=== INPUT RECORDS ===
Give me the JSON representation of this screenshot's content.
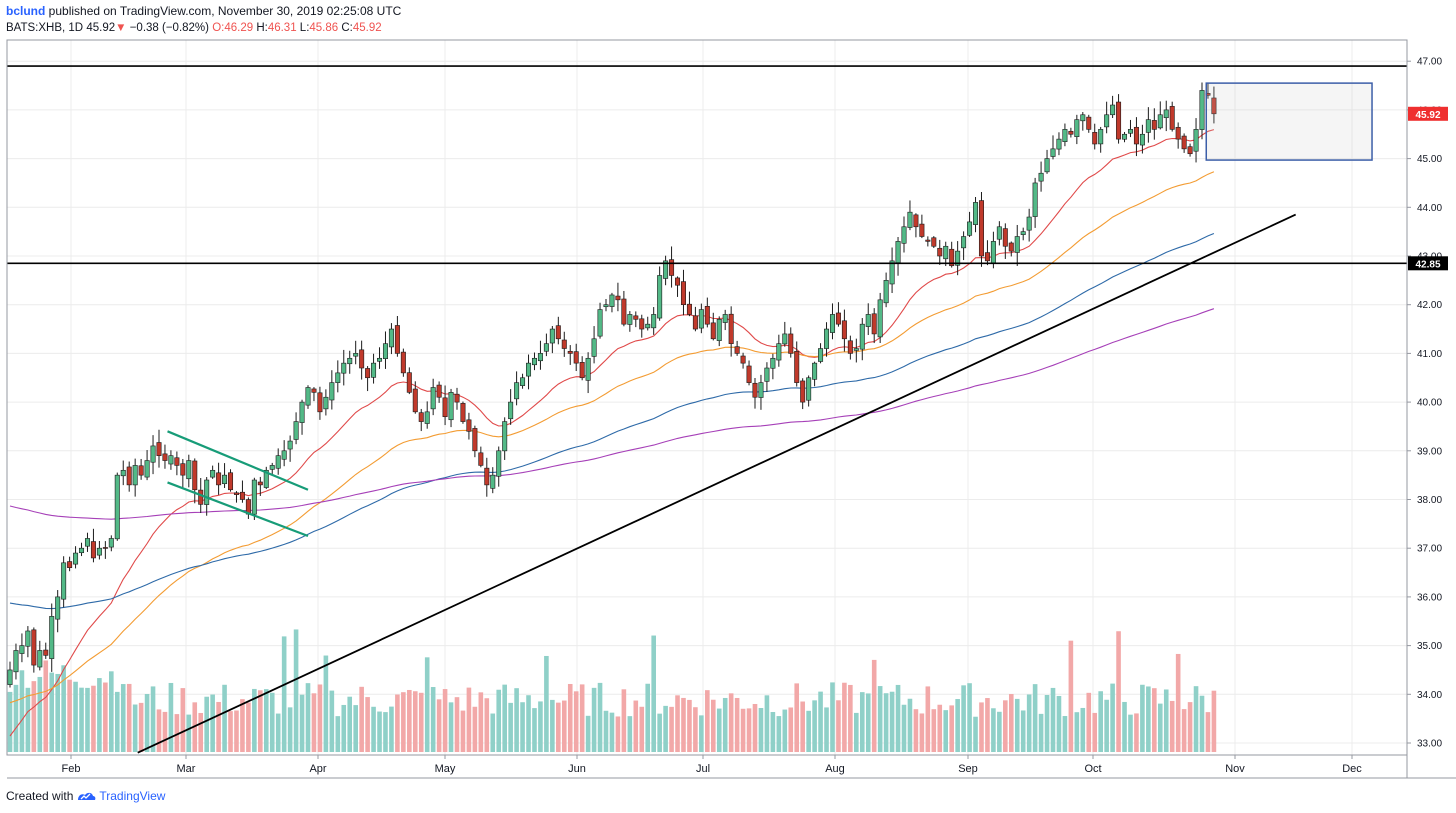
===
=== INPUT RECORDS ===
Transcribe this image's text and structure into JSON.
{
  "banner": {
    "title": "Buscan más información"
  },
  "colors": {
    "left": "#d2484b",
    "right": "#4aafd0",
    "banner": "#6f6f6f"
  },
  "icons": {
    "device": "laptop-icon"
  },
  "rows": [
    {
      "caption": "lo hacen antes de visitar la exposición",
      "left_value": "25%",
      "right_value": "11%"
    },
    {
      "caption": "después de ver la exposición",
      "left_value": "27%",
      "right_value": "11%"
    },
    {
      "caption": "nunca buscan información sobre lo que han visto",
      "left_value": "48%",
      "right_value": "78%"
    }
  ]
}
===
=== INPUT RECORDS ===
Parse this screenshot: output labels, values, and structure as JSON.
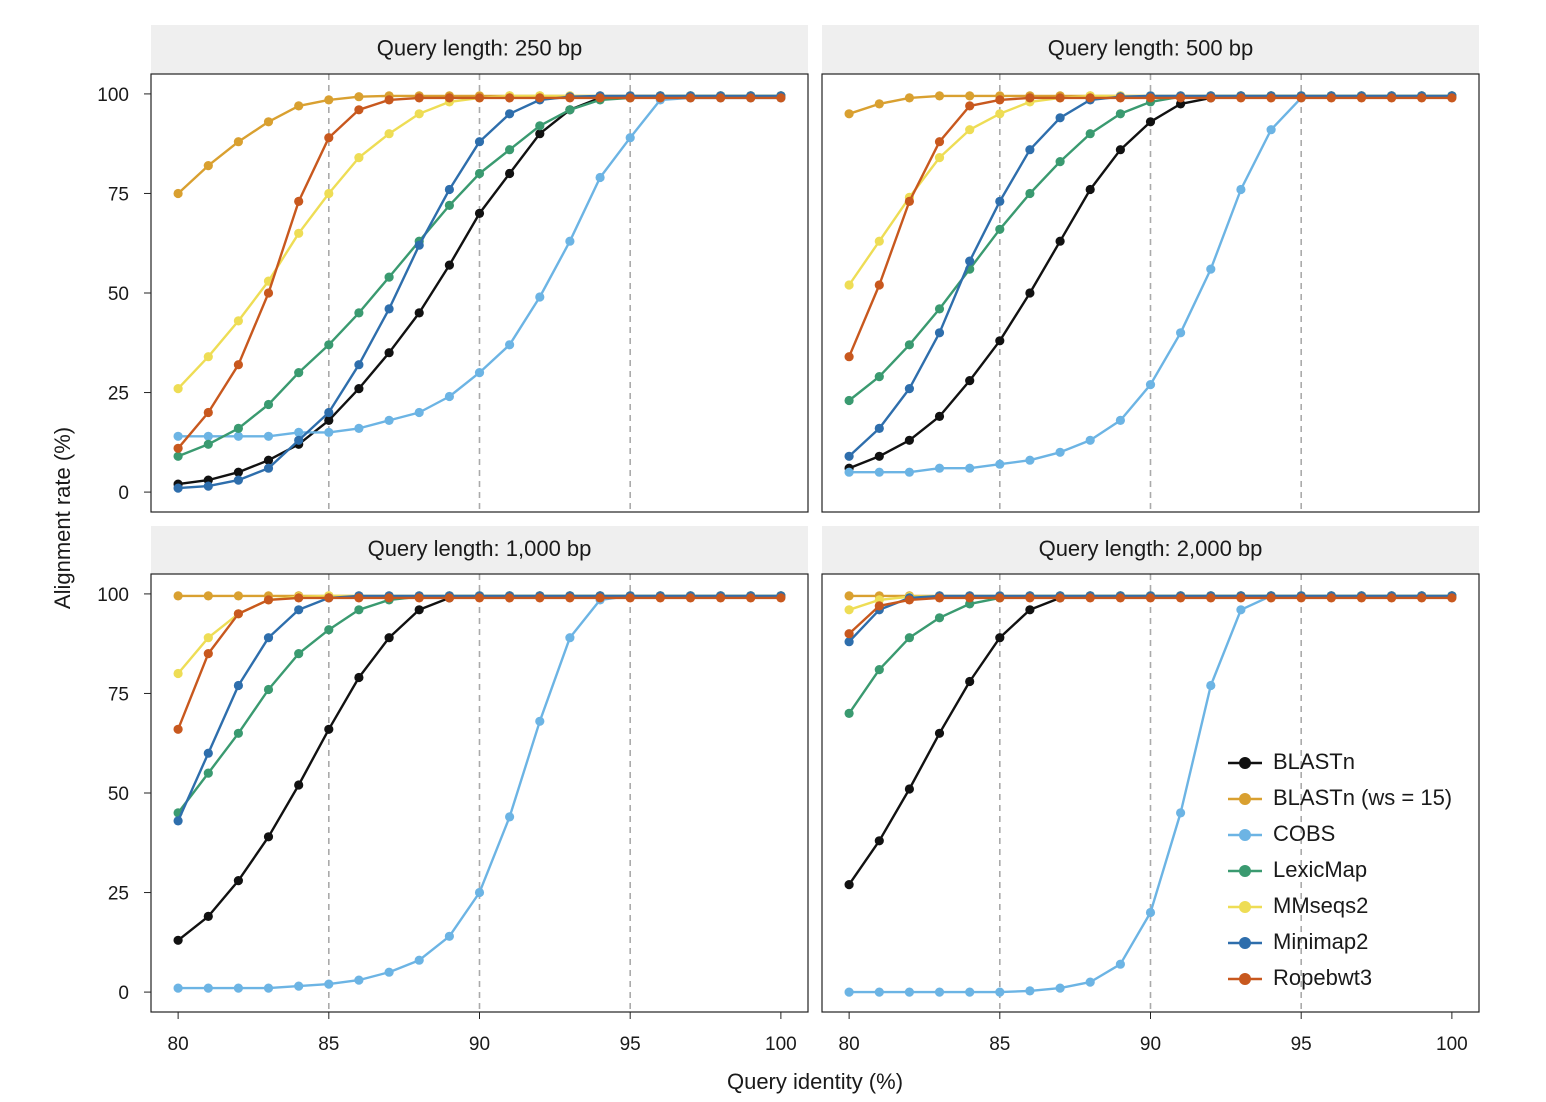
===
* [REQUEST]:
Your answer should be a single number: the count of lines in the material above that contain "screenshot".

* [WRITTEN RESPONSE]:
2